> [TASK REQUIREMENTS]:
Output, please, every line from the line that holds "What text is on this page?" to the end, exactly as written.

> [GIVEN DATA]:
--- Start ---

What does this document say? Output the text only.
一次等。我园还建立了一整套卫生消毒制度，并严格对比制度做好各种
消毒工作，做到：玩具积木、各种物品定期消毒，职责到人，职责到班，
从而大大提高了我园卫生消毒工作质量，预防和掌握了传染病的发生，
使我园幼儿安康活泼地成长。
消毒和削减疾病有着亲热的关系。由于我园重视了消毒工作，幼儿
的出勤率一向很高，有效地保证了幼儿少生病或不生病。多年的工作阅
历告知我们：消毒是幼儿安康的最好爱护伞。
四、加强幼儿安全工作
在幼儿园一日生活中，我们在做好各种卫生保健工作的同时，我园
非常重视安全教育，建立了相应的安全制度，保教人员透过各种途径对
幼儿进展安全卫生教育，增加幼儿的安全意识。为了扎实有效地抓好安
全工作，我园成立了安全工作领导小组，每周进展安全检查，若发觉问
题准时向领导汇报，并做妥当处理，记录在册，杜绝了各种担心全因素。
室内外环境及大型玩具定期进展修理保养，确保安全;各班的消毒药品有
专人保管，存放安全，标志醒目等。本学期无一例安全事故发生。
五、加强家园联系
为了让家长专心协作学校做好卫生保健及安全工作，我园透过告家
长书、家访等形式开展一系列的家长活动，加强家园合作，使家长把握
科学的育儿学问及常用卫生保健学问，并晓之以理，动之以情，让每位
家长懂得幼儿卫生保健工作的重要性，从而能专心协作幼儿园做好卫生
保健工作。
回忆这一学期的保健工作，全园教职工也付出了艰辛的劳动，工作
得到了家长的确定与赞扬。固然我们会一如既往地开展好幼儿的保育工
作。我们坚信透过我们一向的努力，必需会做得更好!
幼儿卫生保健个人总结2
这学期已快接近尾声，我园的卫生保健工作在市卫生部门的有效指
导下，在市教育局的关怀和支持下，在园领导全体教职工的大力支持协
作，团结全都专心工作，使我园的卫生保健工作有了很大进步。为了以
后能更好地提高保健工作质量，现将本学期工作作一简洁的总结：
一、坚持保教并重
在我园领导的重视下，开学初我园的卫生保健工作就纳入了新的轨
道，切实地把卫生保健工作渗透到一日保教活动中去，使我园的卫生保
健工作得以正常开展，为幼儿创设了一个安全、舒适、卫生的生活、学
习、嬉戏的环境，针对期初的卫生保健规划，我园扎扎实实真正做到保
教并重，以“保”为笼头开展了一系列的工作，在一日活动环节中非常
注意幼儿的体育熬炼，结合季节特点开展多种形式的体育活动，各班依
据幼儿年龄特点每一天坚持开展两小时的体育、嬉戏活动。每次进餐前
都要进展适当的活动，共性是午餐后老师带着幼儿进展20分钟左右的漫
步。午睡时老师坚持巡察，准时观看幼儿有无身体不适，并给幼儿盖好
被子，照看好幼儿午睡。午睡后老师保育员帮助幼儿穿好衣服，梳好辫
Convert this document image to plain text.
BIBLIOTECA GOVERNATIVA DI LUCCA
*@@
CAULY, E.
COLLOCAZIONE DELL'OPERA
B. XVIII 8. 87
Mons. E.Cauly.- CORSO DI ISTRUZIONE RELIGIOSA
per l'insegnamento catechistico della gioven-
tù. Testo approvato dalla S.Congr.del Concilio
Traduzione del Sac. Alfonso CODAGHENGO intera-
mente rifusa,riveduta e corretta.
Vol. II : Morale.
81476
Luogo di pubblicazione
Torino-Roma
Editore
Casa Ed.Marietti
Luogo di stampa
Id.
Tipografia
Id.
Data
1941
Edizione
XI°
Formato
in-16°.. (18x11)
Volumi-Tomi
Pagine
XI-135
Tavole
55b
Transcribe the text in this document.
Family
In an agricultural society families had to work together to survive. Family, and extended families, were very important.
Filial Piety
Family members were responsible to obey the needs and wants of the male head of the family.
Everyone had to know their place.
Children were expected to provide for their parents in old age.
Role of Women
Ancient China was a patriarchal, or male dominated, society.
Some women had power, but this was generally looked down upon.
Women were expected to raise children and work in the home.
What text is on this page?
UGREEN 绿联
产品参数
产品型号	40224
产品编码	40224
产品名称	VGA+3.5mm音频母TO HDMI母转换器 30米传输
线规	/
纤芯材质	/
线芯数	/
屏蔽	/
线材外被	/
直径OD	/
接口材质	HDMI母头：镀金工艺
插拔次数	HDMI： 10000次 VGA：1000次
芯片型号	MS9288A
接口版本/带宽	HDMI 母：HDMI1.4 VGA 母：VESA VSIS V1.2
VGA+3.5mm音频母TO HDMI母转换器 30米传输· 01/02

--- End ---

> [FULL ANSWER]:
What text is on this page?
UGREEN 绿联
产品参数
产品型号	40224
产品编码	40224
产品名称	VGA+3.5mm音频母TO HDMI母转换器 30米传输
线规	/
纤芯材质	/
线芯数	/
屏蔽	/
线材外被	/
直径OD	/
接口材质	HDMI母头：镀金工艺
插拔次数	HDMI： 10000次 VGA：1000次
芯片型号	MS9288A
接口版本/带宽	HDMI 母：HDMI1.4 VGA 母：VESA VSIS V1.2
VGA+3.5mm音频母TO HDMI母转换器 30米传输· 01/02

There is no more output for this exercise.